(Element and region listings)
>> start
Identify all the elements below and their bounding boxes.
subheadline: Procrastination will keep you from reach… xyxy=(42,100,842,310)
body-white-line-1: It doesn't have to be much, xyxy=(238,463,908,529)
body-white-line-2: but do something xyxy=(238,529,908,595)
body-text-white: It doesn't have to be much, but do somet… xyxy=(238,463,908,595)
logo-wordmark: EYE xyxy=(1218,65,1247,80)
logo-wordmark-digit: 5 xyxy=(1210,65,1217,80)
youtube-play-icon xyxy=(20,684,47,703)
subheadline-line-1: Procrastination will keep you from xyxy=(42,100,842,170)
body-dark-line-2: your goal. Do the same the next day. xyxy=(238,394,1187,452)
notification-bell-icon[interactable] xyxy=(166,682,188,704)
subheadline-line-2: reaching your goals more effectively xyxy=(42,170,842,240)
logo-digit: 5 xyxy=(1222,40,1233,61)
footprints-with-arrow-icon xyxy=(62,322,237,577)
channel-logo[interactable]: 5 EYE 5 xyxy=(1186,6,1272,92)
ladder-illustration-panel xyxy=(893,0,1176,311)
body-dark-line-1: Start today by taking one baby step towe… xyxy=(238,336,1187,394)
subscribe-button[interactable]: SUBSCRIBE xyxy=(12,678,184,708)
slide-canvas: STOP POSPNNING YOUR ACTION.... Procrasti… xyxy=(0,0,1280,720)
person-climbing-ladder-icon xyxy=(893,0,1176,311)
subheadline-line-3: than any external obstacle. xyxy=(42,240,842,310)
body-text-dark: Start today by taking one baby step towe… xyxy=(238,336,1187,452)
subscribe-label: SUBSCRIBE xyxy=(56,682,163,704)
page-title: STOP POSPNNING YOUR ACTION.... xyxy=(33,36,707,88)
>> end
Description of the task>
Tally the lines in the items that contain the string "dark" and give only the number.

Response to this exercise>
3